Task to carry out ▸
Leave out the pictures and copy every record exactly.

--- Start Dataset content ---

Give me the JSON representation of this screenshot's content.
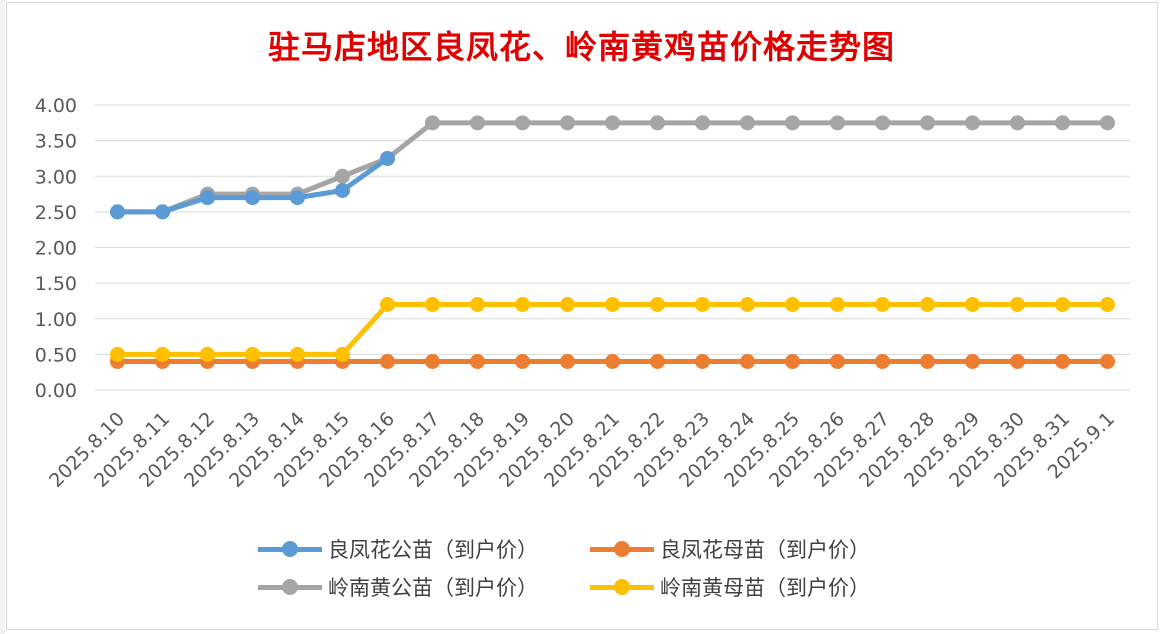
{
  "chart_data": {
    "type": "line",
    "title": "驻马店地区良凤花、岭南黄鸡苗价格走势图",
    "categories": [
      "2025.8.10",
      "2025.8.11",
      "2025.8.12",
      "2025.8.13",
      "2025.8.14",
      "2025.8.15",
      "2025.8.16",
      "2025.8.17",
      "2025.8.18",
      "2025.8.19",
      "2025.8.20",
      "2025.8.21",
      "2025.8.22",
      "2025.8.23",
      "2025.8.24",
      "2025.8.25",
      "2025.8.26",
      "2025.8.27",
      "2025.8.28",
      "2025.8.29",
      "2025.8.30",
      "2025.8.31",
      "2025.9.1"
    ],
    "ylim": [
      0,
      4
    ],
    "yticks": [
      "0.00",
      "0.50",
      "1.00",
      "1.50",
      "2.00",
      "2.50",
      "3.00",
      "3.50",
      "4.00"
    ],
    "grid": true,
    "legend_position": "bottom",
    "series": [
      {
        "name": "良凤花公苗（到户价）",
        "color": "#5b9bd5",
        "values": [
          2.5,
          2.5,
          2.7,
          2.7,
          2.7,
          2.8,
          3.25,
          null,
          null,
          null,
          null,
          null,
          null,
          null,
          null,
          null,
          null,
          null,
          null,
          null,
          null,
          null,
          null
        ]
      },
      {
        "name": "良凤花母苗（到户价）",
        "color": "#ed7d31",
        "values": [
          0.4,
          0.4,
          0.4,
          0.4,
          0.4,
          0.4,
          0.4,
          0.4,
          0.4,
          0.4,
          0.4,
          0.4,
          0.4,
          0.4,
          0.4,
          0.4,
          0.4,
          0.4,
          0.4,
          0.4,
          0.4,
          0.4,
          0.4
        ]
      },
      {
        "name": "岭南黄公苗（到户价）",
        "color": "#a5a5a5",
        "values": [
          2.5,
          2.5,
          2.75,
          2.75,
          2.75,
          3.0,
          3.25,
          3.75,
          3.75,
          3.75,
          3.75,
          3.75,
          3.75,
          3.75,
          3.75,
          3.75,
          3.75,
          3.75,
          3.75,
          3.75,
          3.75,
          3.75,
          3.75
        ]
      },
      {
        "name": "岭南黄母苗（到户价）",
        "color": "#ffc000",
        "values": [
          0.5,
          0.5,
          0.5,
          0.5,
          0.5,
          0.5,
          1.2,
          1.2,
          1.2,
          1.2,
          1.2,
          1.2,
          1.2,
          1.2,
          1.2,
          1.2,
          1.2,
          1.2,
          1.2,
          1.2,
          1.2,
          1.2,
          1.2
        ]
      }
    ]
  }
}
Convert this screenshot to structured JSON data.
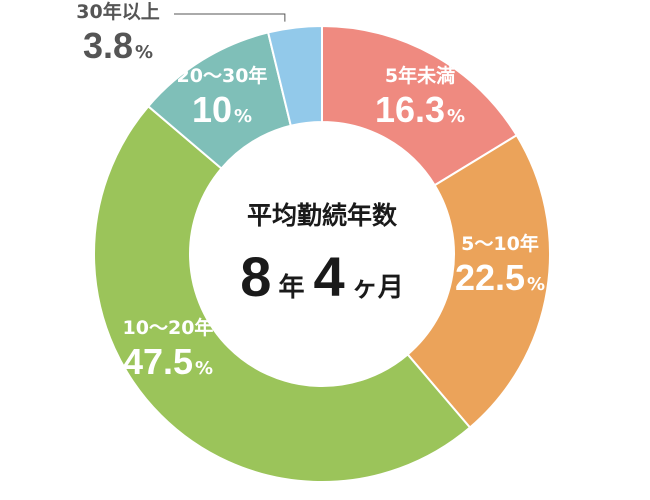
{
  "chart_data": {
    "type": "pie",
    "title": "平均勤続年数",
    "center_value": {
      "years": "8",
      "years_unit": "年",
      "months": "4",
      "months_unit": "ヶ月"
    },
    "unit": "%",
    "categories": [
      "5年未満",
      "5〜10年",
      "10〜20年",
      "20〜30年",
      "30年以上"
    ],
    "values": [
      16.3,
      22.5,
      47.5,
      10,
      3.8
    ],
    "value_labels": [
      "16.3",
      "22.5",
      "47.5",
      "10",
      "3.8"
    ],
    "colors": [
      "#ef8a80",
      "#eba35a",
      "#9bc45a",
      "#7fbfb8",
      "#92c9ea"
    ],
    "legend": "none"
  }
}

--- End Dataset content ---

Complete response ▸
Give me the JSON representation of this screenshot's content.
{
  "chart_data": {
    "type": "line",
    "title": "驻马店地区良凤花、岭南黄鸡苗价格走势图",
    "categories": [
      "2025.8.10",
      "2025.8.11",
      "2025.8.12",
      "2025.8.13",
      "2025.8.14",
      "2025.8.15",
      "2025.8.16",
      "2025.8.17",
      "2025.8.18",
      "2025.8.19",
      "2025.8.20",
      "2025.8.21",
      "2025.8.22",
      "2025.8.23",
      "2025.8.24",
      "2025.8.25",
      "2025.8.26",
      "2025.8.27",
      "2025.8.28",
      "2025.8.29",
      "2025.8.30",
      "2025.8.31",
      "2025.9.1"
    ],
    "ylim": [
      0,
      4
    ],
    "yticks": [
      "0.00",
      "0.50",
      "1.00",
      "1.50",
      "2.00",
      "2.50",
      "3.00",
      "3.50",
      "4.00"
    ],
    "grid": true,
    "legend_position": "bottom",
    "series": [
      {
        "name": "良凤花公苗（到户价）",
        "color": "#5b9bd5",
        "values": [
          2.5,
          2.5,
          2.7,
          2.7,
          2.7,
          2.8,
          3.25,
          null,
          null,
          null,
          null,
          null,
          null,
          null,
          null,
          null,
          null,
          null,
          null,
          null,
          null,
          null,
          null
        ]
      },
      {
        "name": "良凤花母苗（到户价）",
        "color": "#ed7d31",
        "values": [
          0.4,
          0.4,
          0.4,
          0.4,
          0.4,
          0.4,
          0.4,
          0.4,
          0.4,
          0.4,
          0.4,
          0.4,
          0.4,
          0.4,
          0.4,
          0.4,
          0.4,
          0.4,
          0.4,
          0.4,
          0.4,
          0.4,
          0.4
        ]
      },
      {
        "name": "岭南黄公苗（到户价）",
        "color": "#a5a5a5",
        "values": [
          2.5,
          2.5,
          2.75,
          2.75,
          2.75,
          3.0,
          3.25,
          3.75,
          3.75,
          3.75,
          3.75,
          3.75,
          3.75,
          3.75,
          3.75,
          3.75,
          3.75,
          3.75,
          3.75,
          3.75,
          3.75,
          3.75,
          3.75
        ]
      },
      {
        "name": "岭南黄母苗（到户价）",
        "color": "#ffc000",
        "values": [
          0.5,
          0.5,
          0.5,
          0.5,
          0.5,
          0.5,
          1.2,
          1.2,
          1.2,
          1.2,
          1.2,
          1.2,
          1.2,
          1.2,
          1.2,
          1.2,
          1.2,
          1.2,
          1.2,
          1.2,
          1.2,
          1.2,
          1.2
        ]
      }
    ]
  }
}
Convert this screenshot to structured JSON data.
{
  "chart_data": {
    "type": "pie",
    "title": "平均勤続年数",
    "center_value": {
      "years": "8",
      "years_unit": "年",
      "months": "4",
      "months_unit": "ヶ月"
    },
    "unit": "%",
    "categories": [
      "5年未満",
      "5〜10年",
      "10〜20年",
      "20〜30年",
      "30年以上"
    ],
    "values": [
      16.3,
      22.5,
      47.5,
      10,
      3.8
    ],
    "value_labels": [
      "16.3",
      "22.5",
      "47.5",
      "10",
      "3.8"
    ],
    "colors": [
      "#ef8a80",
      "#eba35a",
      "#9bc45a",
      "#7fbfb8",
      "#92c9ea"
    ],
    "legend": "none"
  }
}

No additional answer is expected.